RECORDS TO USE:
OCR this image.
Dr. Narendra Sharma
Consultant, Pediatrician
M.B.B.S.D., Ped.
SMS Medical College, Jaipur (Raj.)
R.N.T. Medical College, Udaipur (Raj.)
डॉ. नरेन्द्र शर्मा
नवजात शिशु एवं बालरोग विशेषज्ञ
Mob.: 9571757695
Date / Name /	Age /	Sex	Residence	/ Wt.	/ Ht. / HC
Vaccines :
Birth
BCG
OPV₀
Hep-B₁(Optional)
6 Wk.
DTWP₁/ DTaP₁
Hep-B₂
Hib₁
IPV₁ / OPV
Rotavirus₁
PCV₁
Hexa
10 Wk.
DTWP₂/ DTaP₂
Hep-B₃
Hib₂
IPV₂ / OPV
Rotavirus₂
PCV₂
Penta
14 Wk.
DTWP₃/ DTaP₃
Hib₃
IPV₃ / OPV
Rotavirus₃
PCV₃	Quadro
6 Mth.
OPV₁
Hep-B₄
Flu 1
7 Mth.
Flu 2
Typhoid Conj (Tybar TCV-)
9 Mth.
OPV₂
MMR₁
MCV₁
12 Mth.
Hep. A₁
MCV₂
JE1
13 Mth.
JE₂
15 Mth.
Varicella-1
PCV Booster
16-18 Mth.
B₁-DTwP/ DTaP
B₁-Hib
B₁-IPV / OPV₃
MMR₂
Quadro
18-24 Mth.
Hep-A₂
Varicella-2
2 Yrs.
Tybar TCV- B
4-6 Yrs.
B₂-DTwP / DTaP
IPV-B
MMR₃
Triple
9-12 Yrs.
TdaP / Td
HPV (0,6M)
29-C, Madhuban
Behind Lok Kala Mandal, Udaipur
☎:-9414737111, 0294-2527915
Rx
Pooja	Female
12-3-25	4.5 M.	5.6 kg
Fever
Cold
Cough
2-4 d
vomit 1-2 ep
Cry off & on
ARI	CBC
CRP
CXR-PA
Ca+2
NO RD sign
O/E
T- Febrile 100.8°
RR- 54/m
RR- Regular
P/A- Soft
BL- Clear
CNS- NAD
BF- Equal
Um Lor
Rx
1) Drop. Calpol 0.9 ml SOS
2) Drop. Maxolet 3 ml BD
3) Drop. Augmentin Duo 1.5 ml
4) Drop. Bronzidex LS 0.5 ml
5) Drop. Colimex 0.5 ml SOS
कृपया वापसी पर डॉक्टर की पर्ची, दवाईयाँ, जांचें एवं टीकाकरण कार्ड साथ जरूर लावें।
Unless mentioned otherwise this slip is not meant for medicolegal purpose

PROBLEM TO SOLVE: Please return the full set of records exactly as given above.

SOLUTION TO THIS TASK:
OCR this image.
Dr. Narendra Sharma
Consultant, Pediatrician
M.B.B.S.D., Ped.
SMS Medical College, Jaipur (Raj.)
R.N.T. Medical College, Udaipur (Raj.)
डॉ. नरेन्द्र शर्मा
नवजात शिशु एवं बालरोग विशेषज्ञ
Mob.: 9571757695
Date / Name /	Age /	Sex	Residence	/ Wt.	/ Ht. / HC
Vaccines :
Birth
BCG
OPV₀
Hep-B₁(Optional)
6 Wk.
DTWP₁/ DTaP₁
Hep-B₂
Hib₁
IPV₁ / OPV
Rotavirus₁
PCV₁
Hexa
10 Wk.
DTWP₂/ DTaP₂
Hep-B₃
Hib₂
IPV₂ / OPV
Rotavirus₂
PCV₂
Penta
14 Wk.
DTWP₃/ DTaP₃
Hib₃
IPV₃ / OPV
Rotavirus₃
PCV₃	Quadro
6 Mth.
OPV₁
Hep-B₄
Flu 1
7 Mth.
Flu 2
Typhoid Conj (Tybar TCV-)
9 Mth.
OPV₂
MMR₁
MCV₁
12 Mth.
Hep. A₁
MCV₂
JE1
13 Mth.
JE₂
15 Mth.
Varicella-1
PCV Booster
16-18 Mth.
B₁-DTwP/ DTaP
B₁-Hib
B₁-IPV / OPV₃
MMR₂
Quadro
18-24 Mth.
Hep-A₂
Varicella-2
2 Yrs.
Tybar TCV- B
4-6 Yrs.
B₂-DTwP / DTaP
IPV-B
MMR₃
Triple
9-12 Yrs.
TdaP / Td
HPV (0,6M)
29-C, Madhuban
Behind Lok Kala Mandal, Udaipur
☎:-9414737111, 0294-2527915
Rx
Pooja	Female
12-3-25	4.5 M.	5.6 kg
Fever
Cold
Cough
2-4 d
vomit 1-2 ep
Cry off & on
ARI	CBC
CRP
CXR-PA
Ca+2
NO RD sign
O/E
T- Febrile 100.8°
RR- 54/m
RR- Regular
P/A- Soft
BL- Clear
CNS- NAD
BF- Equal
Um Lor
Rx
1) Drop. Calpol 0.9 ml SOS
2) Drop. Maxolet 3 ml BD
3) Drop. Augmentin Duo 1.5 ml
4) Drop. Bronzidex LS 0.5 ml
5) Drop. Colimex 0.5 ml SOS
कृपया वापसी पर डॉक्टर की पर्ची, दवाईयाँ, जांचें एवं टीकाकरण कार्ड साथ जरूर लावें।
Unless mentioned otherwise this slip is not meant for medicolegal purpose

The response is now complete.